● **What to do**
The entire listing is to be repeated verbatim.

● **Data**
__________________________________________________
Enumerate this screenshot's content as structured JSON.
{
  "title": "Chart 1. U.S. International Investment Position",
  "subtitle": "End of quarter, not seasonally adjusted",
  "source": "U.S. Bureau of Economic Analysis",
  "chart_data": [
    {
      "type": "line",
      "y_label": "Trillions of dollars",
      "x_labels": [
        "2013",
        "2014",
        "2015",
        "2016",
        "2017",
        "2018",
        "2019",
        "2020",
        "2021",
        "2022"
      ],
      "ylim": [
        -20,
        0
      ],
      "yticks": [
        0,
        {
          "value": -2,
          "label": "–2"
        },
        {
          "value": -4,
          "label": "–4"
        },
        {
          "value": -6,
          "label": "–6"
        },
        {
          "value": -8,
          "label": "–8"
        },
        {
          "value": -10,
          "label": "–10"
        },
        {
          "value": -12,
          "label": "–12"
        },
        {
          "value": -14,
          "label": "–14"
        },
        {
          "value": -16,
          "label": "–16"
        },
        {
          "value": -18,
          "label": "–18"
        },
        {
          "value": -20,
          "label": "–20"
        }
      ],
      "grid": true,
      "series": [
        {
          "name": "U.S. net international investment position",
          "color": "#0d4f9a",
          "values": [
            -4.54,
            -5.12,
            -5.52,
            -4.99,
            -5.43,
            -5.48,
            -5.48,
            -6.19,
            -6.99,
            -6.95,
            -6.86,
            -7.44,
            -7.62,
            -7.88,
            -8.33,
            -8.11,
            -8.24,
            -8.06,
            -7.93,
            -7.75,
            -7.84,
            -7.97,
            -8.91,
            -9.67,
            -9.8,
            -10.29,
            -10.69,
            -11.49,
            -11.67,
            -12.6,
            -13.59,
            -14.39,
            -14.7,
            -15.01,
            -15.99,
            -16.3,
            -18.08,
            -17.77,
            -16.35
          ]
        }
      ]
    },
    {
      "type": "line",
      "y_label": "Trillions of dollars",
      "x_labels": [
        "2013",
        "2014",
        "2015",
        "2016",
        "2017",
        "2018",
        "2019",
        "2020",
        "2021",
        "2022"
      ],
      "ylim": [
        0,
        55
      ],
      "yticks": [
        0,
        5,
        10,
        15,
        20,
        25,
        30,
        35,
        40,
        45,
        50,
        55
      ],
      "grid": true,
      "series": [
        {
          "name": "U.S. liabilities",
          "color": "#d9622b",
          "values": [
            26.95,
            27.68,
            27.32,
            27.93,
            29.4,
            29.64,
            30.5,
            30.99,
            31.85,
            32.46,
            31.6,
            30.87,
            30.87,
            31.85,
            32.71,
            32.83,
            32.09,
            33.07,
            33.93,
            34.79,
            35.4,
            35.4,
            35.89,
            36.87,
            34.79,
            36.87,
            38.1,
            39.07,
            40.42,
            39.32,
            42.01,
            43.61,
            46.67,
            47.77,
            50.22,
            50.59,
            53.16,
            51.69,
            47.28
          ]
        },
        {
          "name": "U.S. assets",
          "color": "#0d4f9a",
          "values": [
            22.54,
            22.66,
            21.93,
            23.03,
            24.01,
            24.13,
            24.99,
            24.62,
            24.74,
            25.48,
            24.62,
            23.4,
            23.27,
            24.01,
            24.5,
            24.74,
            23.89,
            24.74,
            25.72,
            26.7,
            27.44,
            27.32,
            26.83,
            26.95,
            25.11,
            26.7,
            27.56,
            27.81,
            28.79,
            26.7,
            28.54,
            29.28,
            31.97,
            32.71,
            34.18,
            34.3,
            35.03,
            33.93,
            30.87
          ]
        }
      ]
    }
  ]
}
__________________________________________________
● **Exercise answer**
Enumerate this screenshot's content as structured JSON.
{
  "title": "Chart 1. U.S. International Investment Position",
  "subtitle": "End of quarter, not seasonally adjusted",
  "source": "U.S. Bureau of Economic Analysis",
  "chart_data": [
    {
      "type": "line",
      "y_label": "Trillions of dollars",
      "x_labels": [
        "2013",
        "2014",
        "2015",
        "2016",
        "2017",
        "2018",
        "2019",
        "2020",
        "2021",
        "2022"
      ],
      "ylim": [
        -20,
        0
      ],
      "yticks": [
        0,
        {
          "value": -2,
          "label": "–2"
        },
        {
          "value": -4,
          "label": "–4"
        },
        {
          "value": -6,
          "label": "–6"
        },
        {
          "value": -8,
          "label": "–8"
        },
        {
          "value": -10,
          "label": "–10"
        },
        {
          "value": -12,
          "label": "–12"
        },
        {
          "value": -14,
          "label": "–14"
        },
        {
          "value": -16,
          "label": "–16"
        },
        {
          "value": -18,
          "label": "–18"
        },
        {
          "value": -20,
          "label": "–20"
        }
      ],
      "grid": true,
      "series": [
        {
          "name": "U.S. net international investment position",
          "color": "#0d4f9a",
          "values": [
            -4.54,
            -5.12,
            -5.52,
            -4.99,
            -5.43,
            -5.48,
            -5.48,
            -6.19,
            -6.99,
            -6.95,
            -6.86,
            -7.44,
            -7.62,
            -7.88,
            -8.33,
            -8.11,
            -8.24,
            -8.06,
            -7.93,
            -7.75,
            -7.84,
            -7.97,
            -8.91,
            -9.67,
            -9.8,
            -10.29,
            -10.69,
            -11.49,
            -11.67,
            -12.6,
            -13.59,
            -14.39,
            -14.7,
            -15.01,
            -15.99,
            -16.3,
            -18.08,
            -17.77,
            -16.35
          ]
        }
      ]
    },
    {
      "type": "line",
      "y_label": "Trillions of dollars",
      "x_labels": [
        "2013",
        "2014",
        "2015",
        "2016",
        "2017",
        "2018",
        "2019",
        "2020",
        "2021",
        "2022"
      ],
      "ylim": [
        0,
        55
      ],
      "yticks": [
        0,
        5,
        10,
        15,
        20,
        25,
        30,
        35,
        40,
        45,
        50,
        55
      ],
      "grid": true,
      "series": [
        {
          "name": "U.S. liabilities",
          "color": "#d9622b",
          "values": [
            26.95,
            27.68,
            27.32,
            27.93,
            29.4,
            29.64,
            30.5,
            30.99,
            31.85,
            32.46,
            31.6,
            30.87,
            30.87,
            31.85,
            32.71,
            32.83,
            32.09,
            33.07,
            33.93,
            34.79,
            35.4,
            35.4,
            35.89,
            36.87,
            34.79,
            36.87,
            38.1,
            39.07,
            40.42,
            39.32,
            42.01,
            43.61,
            46.67,
            47.77,
            50.22,
            50.59,
            53.16,
            51.69,
            47.28
          ]
        },
        {
          "name": "U.S. assets",
          "color": "#0d4f9a",
          "values": [
            22.54,
            22.66,
            21.93,
            23.03,
            24.01,
            24.13,
            24.99,
            24.62,
            24.74,
            25.48,
            24.62,
            23.4,
            23.27,
            24.01,
            24.5,
            24.74,
            23.89,
            24.74,
            25.72,
            26.7,
            27.44,
            27.32,
            26.83,
            26.95,
            25.11,
            26.7,
            27.56,
            27.81,
            28.79,
            26.7,
            28.54,
            29.28,
            31.97,
            32.71,
            34.18,
            34.3,
            35.03,
            33.93,
            30.87
          ]
        }
      ]
    }
  ]
}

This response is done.